• _SUPPLIED RECORDS_
------------------------------------------------

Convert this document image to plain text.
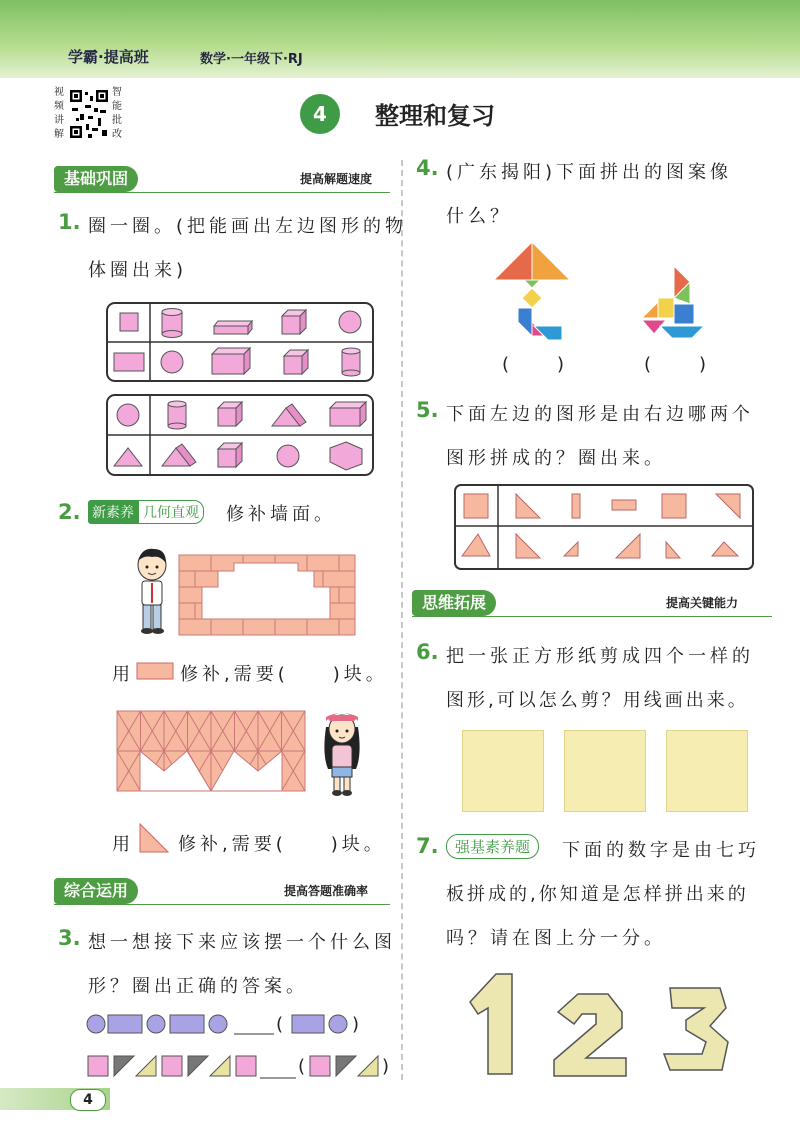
学霸·提高班	数学·一年级下·RJ
视
频
讲
解
智
能
批
改
4	整理和复习
基础巩固	提高解题速度
1. 圈一圈。(把能画出左边图形的物
体圈出来)
2. 新素养 几何直观 修补墙面。
用	修补,需要(　　)块。
用 修补,需要(　　)块。
综合运用	提高答题准确率
3. 想一想接下来应该摆一个什么图
形？圈出正确的答案。
(	)
(	)
4. (广东揭阳)下面拼出的图案像
什么？
(　　)	(　　)
5. 下面左边的图形是由右边哪两个
图形拼成的？圈出来。
思维拓展	提高关键能力
6. 把一张正方形纸剪成四个一样的
图形,可以怎么剪？用线画出来。
7.	强基素养题	下面的数字是由七巧
板拼成的,你知道是怎样拼出来的
吗？请在图上分一分。
4
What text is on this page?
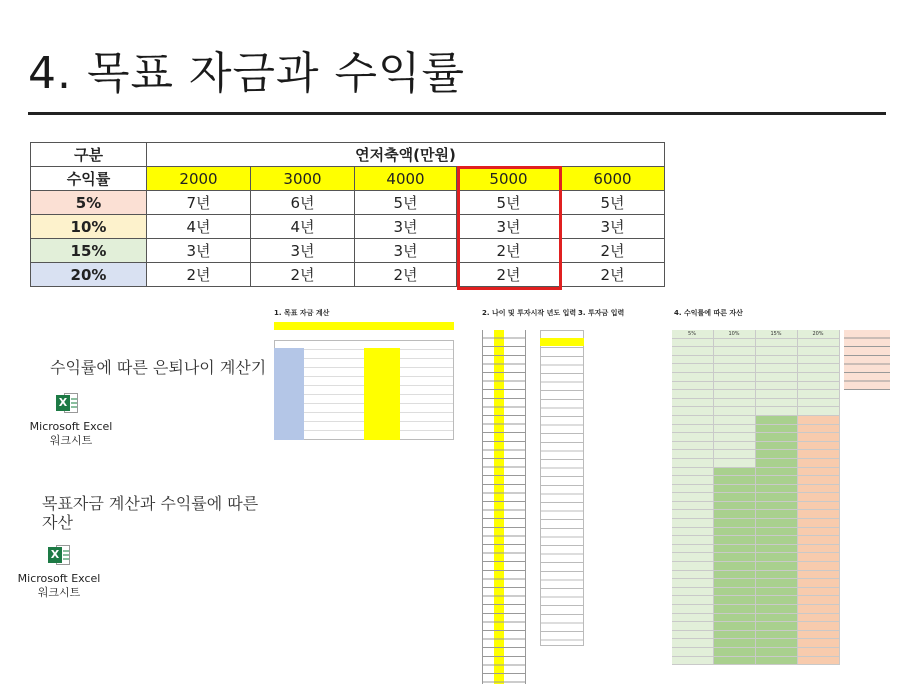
4. 목표 자금과 수익률
구분	연저축액(만원)				
수익률	2000	3000	4000	5000	6000
5%	7년	6년	5년	5년	5년
10%	4년	4년	3년	3년	3년
15%	3년	3년	3년	2년	2년
20%	2년	2년	2년	2년	2년
수익률에 따른 은퇴나이 계산기
X
Microsoft Excel
워크시트
목표자금 계산과 수익률에 따른 자산
X
Microsoft Excel
워크시트
1. 목표 자금 계산	2. 나이 및 투자시작 년도 입력 3. 투자금 입력	4. 수익률에 따른 자산
5%	10%	15%	20%
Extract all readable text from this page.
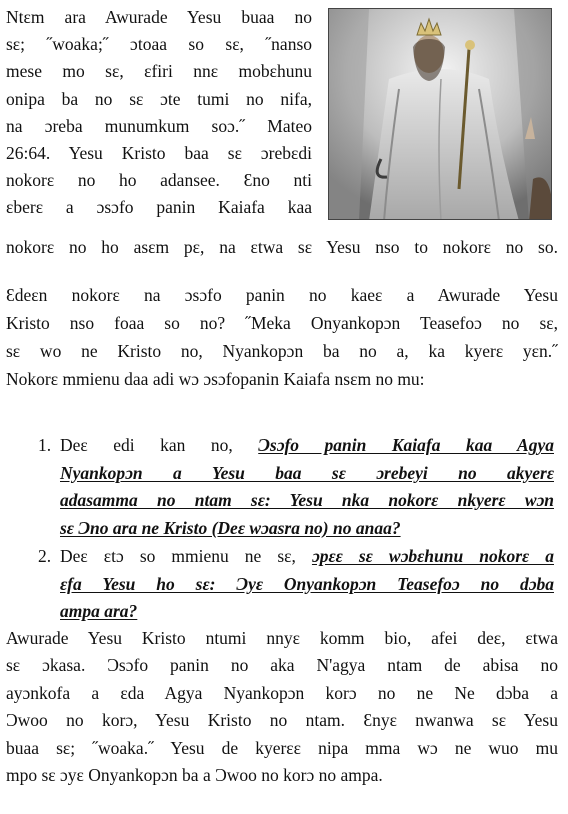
Ntɛm ara Awurade Yesu buaa no
sɛ; ˝woaka;˝ ɔtoaa so sɛ, ˝nanso
mese mo sɛ, ɛfiri nnɛ mobɛhunu
onipa ba no sɛ ɔte tumi no nifa,
na ɔreba munumkum soɔ.˝ Mateo
26:64. Yesu Kristo baa sɛ ɔrebɛdi
nokorɛ no ho adansee. Ɛno nti
ɛberɛ a ɔsɔfo panin Kaiafa kaa
nokorɛ no ho asɛm pɛ, na ɛtwa sɛ Yesu nso to nokorɛ no so.
Ɛdeɛn nokorɛ na ɔsɔfo panin no kaeɛ a Awurade Yesu
Kristo nso foaa so no? ˝Meka Onyankopɔn Teasefoɔ no sɛ,
sɛ wo ne Kristo no, Nyankopɔn ba no a, ka kyerɛ yɛn.˝
Nokorɛ mmienu daa adi wɔ ɔsɔfopanin Kaiafa nsɛm no mu:
1. Deɛ edi kan no, Ɔsɔfo panin Kaiafa kaa Agya
Nyankopɔn a Yesu baa sɛ ɔrebeyi no akyerɛ
adasamma no ntam sɛ: Yesu nka nokorɛ nkyerɛ wɔn
sɛ Ɔno ara ne Kristo (Deɛ wɔasra no) no anaa?
2. Deɛ ɛtɔ so mmienu ne sɛ, ɔpɛɛ sɛ wɔbɛhunu nokorɛ a
ɛfa Yesu ho sɛ: Ɔyɛ Onyankopɔn Teasefoɔ no dɔba
ampa ara?
Awurade Yesu Kristo ntumi nnyɛ komm bio, afei deɛ, ɛtwa
sɛ ɔkasa. Ɔsɔfo panin no aka N'agya ntam de abisa no
ayɔnkofa a ɛda Agya Nyankopɔn korɔ no ne Ne dɔba a
Ɔwoo no korɔ, Yesu Kristo no ntam. Ɛnyɛ nwanwa sɛ Yesu
buaa sɛ; ˝woaka.˝ Yesu de kyerɛɛ nipa mma wɔ ne wuo mu
mpo sɛ ɔyɛ Onyankopɔn ba a Ɔwoo no korɔ no ampa.
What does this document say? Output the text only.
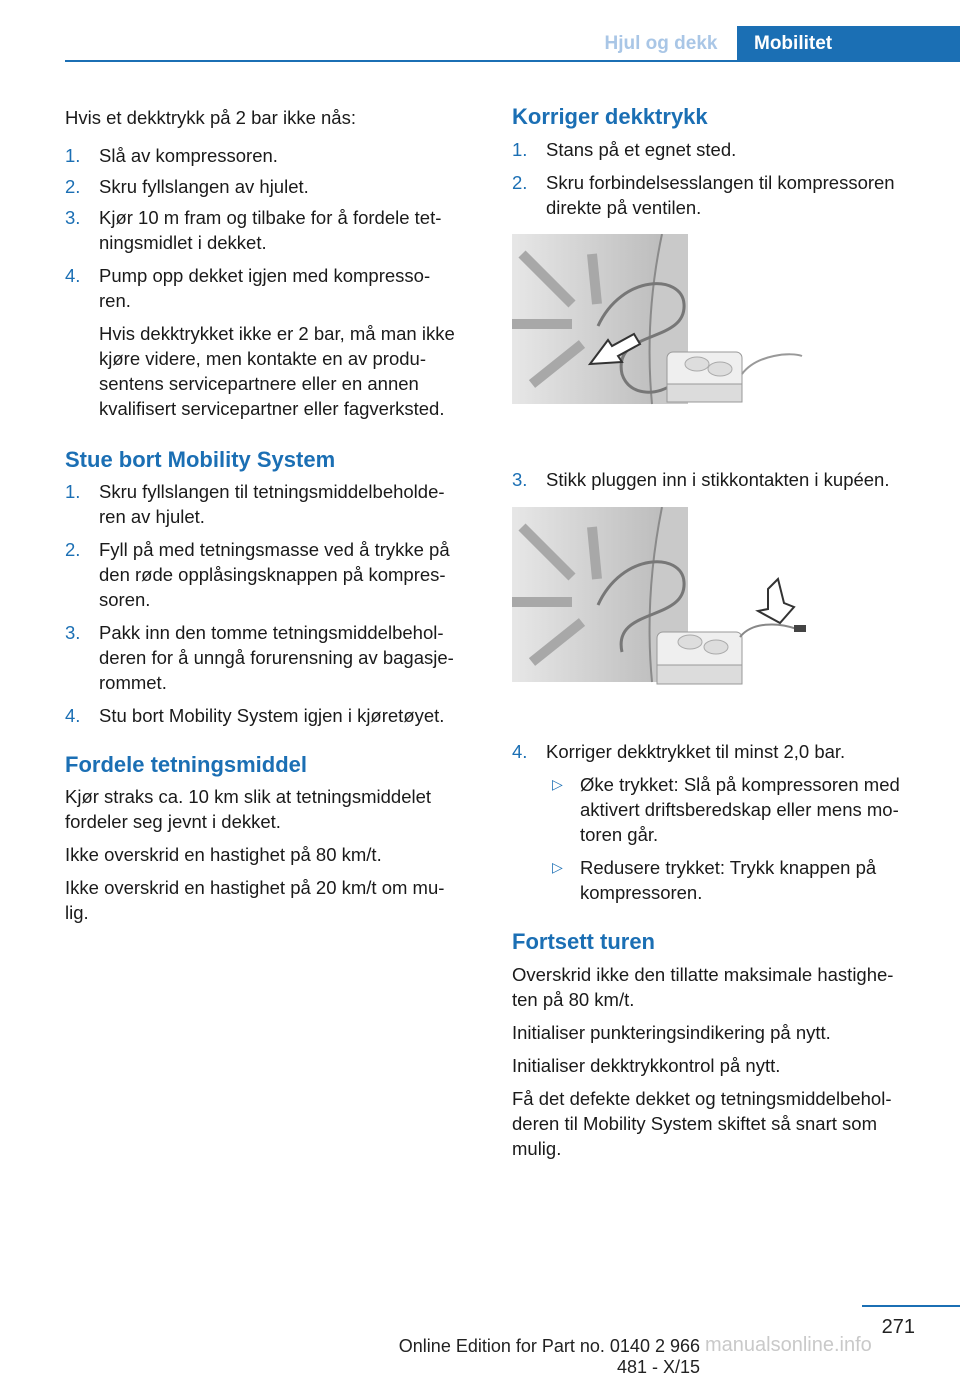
Hjul og dekk	Mobilitet
Hvis et dekktrykk på 2 bar ikke nås:
1. Slå av kompressoren.
2. Skru fyllslangen av hjulet.
3. Kjør 10 m fram og tilbake for å fordele tet-
ningsmidlet i dekket.
4. Pump opp dekket igjen med kompresso-
ren.
Hvis dekktrykket ikke er 2 bar, må man ikke
kjøre videre, men kontakte en av produ-
sentens servicepartnere eller en annen
kvalifisert servicepartner eller fagverksted.
Stue bort Mobility System
1. Skru fyllslangen til tetningsmiddelbeholde-
ren av hjulet.
2. Fyll på med tetningsmasse ved å trykke på
den røde opplåsingsknappen på kompres-
soren.
3. Pakk inn den tomme tetningsmiddelbehol-
deren for å unngå forurensning av bagasje-
rommet.
4. Stu bort Mobility System igjen i kjøretøyet.
Fordele tetningsmiddel
Kjør straks ca. 10 km slik at tetningsmiddelet
fordeler seg jevnt i dekket.
Ikke overskrid en hastighet på 80 km/t.
Ikke overskrid en hastighet på 20 km/t om mu-
lig.
Korriger dekktrykk
1. Stans på et egnet sted.
2. Skru forbindelsesslangen til kompressoren
direkte på ventilen.
3. Stikk pluggen inn i stikkontakten i kupéen.
4. Korriger dekktrykket til minst 2,0 bar.
▷ Øke trykket: Slå på kompressoren med
aktivert driftsberedskap eller mens mo-
toren går.
▷ Redusere trykket: Trykk knappen på
kompressoren.
Fortsett turen
Overskrid ikke den tillatte maksimale hastighe-
ten på 80 km/t.
Initialiser punkteringsindikering på nytt.
Initialiser dekktrykkontrol på nytt.
Få det defekte dekket og tetningsmiddelbehol-
deren til Mobility System skiftet så snart som
mulig.
271
Online Edition for Part no. 0140 2 966 481 - X/15
manualsonline.info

------------------------------------------------

• _REQUIRED WORK_
Scan the material above. Return every line containing the string "buaa".

• _TASK SOLUTION_
Ntɛm ara Awurade Yesu buaa no
buaa sɛ; ˝woaka.˝ Yesu de kyerɛɛ nipa mma wɔ ne wuo mu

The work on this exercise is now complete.